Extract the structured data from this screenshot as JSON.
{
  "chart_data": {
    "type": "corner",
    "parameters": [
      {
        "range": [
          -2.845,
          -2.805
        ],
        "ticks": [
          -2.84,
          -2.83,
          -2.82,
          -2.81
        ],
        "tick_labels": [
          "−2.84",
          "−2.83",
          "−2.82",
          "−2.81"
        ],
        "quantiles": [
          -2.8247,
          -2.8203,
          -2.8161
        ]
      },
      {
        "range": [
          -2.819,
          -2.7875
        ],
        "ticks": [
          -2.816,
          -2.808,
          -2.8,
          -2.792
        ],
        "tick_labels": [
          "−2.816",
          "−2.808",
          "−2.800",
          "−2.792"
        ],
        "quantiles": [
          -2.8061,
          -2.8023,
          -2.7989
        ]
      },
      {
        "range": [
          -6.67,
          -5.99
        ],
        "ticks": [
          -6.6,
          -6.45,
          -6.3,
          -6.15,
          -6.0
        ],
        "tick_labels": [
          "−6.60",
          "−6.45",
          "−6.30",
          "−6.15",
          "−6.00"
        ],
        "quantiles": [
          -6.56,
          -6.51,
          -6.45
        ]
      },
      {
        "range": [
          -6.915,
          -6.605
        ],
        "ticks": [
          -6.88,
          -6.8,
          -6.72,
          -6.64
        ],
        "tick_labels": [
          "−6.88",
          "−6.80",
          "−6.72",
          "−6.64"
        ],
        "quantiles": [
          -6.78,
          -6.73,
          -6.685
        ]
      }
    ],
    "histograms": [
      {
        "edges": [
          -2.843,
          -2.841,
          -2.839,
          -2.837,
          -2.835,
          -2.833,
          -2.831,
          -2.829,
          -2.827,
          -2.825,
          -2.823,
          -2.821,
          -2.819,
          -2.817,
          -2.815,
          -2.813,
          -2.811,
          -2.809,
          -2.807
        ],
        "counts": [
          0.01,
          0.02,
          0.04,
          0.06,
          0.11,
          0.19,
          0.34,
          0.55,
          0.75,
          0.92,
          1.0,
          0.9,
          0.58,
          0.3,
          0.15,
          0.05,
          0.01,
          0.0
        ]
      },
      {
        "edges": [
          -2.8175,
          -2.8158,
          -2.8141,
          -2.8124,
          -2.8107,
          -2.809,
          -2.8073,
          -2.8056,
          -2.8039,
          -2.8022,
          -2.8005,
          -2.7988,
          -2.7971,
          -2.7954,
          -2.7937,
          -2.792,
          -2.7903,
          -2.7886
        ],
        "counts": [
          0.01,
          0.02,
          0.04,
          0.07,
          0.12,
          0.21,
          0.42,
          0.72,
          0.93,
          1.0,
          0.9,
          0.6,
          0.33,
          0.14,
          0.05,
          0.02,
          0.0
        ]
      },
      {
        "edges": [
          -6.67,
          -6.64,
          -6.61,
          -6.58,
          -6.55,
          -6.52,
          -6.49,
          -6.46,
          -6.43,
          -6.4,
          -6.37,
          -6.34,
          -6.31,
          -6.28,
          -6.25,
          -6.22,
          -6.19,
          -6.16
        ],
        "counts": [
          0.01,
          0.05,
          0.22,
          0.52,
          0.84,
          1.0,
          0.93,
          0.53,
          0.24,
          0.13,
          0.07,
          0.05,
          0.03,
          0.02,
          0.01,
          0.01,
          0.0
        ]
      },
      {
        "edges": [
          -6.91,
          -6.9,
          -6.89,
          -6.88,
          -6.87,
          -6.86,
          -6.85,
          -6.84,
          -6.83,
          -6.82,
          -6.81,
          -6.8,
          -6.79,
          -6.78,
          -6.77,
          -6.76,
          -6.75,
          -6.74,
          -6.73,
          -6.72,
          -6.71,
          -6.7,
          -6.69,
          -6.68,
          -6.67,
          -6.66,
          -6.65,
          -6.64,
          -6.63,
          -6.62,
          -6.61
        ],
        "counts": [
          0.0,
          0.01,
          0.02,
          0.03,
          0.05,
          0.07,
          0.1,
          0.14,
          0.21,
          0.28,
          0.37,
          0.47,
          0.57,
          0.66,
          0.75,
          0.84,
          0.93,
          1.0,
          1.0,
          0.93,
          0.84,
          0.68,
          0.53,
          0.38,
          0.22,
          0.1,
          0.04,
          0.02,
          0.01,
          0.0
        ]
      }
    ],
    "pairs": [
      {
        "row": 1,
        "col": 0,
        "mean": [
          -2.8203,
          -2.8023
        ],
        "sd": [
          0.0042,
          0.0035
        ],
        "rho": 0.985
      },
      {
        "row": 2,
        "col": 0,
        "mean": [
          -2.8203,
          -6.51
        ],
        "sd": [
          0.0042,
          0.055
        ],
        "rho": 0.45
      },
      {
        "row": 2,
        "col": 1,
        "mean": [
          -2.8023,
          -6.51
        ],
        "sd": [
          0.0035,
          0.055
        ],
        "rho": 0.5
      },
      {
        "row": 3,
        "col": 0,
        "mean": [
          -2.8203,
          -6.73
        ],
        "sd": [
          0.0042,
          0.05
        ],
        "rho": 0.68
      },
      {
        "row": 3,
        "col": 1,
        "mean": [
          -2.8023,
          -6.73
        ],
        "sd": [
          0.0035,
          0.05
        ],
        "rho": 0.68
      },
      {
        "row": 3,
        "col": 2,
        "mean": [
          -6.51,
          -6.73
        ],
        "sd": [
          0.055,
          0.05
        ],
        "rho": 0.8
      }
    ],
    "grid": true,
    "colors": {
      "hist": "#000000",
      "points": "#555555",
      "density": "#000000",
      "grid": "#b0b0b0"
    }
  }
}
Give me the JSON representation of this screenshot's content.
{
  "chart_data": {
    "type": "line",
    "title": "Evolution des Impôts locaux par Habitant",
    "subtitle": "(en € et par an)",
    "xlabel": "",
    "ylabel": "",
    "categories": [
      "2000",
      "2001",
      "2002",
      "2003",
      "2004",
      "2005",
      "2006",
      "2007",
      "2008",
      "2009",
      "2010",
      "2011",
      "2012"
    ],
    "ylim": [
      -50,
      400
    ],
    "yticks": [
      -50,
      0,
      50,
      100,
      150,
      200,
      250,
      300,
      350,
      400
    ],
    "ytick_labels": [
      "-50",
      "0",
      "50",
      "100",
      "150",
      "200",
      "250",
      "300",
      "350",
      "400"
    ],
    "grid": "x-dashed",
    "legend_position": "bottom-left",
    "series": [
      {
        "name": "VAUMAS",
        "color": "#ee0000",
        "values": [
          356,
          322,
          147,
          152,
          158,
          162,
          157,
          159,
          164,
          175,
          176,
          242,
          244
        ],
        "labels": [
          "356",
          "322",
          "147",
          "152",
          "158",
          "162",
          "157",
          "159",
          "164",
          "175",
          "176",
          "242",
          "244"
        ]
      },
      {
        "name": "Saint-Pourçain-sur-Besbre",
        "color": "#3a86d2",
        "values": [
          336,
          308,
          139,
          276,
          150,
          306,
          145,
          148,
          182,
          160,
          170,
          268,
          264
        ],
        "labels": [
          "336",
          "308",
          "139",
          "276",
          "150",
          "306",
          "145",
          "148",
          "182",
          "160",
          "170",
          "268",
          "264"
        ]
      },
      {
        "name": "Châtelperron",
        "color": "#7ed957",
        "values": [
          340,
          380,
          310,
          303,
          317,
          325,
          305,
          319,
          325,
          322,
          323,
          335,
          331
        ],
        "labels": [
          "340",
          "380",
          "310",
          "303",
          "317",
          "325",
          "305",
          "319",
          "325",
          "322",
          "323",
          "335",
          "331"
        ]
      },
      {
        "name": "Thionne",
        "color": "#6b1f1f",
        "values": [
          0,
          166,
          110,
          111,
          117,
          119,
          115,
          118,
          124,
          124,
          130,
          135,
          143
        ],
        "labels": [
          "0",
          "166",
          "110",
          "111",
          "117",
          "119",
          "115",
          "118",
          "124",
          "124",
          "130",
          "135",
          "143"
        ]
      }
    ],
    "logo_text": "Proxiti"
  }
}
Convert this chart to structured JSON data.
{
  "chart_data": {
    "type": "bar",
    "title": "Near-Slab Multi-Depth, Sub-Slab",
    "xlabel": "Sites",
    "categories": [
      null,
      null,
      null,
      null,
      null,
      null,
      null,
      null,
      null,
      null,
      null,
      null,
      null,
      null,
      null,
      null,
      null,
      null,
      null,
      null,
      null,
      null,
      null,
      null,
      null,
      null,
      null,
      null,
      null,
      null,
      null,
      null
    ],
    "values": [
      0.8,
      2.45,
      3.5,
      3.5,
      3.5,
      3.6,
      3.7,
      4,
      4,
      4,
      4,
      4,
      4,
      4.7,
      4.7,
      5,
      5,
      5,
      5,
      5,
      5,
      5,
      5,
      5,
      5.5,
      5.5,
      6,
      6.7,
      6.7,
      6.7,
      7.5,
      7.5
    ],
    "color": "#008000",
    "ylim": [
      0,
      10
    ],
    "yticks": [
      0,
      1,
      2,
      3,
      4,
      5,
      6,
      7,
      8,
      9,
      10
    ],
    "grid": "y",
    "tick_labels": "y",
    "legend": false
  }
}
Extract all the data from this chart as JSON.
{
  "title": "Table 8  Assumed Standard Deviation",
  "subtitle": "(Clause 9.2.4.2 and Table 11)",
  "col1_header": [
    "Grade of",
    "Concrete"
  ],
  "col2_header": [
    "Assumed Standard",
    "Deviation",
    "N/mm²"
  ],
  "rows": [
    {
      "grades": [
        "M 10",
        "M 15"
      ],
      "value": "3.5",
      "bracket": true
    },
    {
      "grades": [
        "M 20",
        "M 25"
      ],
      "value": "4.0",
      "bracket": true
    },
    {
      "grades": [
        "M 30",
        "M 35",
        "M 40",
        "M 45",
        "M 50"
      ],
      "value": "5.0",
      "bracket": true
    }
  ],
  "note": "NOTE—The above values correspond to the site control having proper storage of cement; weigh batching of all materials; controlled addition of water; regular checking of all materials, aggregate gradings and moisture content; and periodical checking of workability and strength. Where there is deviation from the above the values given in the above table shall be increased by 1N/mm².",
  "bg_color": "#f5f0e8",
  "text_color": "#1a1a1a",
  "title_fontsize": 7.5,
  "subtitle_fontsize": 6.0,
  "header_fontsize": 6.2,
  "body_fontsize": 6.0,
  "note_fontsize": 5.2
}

•••

▶ [Aim]
Exactly and only the lines from the line containing "Extract all the data from this chart as JSON." through the last line of the entries should be copied, both ends included.

▶ [Solution for this exercise]
Extract all the data from this chart as JSON.
{
  "title": "Table 8  Assumed Standard Deviation",
  "subtitle": "(Clause 9.2.4.2 and Table 11)",
  "col1_header": [
    "Grade of",
    "Concrete"
  ],
  "col2_header": [
    "Assumed Standard",
    "Deviation",
    "N/mm²"
  ],
  "rows": [
    {
      "grades": [
        "M 10",
        "M 15"
      ],
      "value": "3.5",
      "bracket": true
    },
    {
      "grades": [
        "M 20",
        "M 25"
      ],
      "value": "4.0",
      "bracket": true
    },
    {
      "grades": [
        "M 30",
        "M 35",
        "M 40",
        "M 45",
        "M 50"
      ],
      "value": "5.0",
      "bracket": true
    }
  ],
  "note": "NOTE—The above values correspond to the site control having proper storage of cement; weigh batching of all materials; controlled addition of water; regular checking of all materials, aggregate gradings and moisture content; and periodical checking of workability and strength. Where there is deviation from the above the values given in the above table shall be increased by 1N/mm².",
  "bg_color": "#f5f0e8",
  "text_color": "#1a1a1a",
  "title_fontsize": 7.5,
  "subtitle_fontsize": 6.0,
  "header_fontsize": 6.2,
  "body_fontsize": 6.0,
  "note_fontsize": 5.2
}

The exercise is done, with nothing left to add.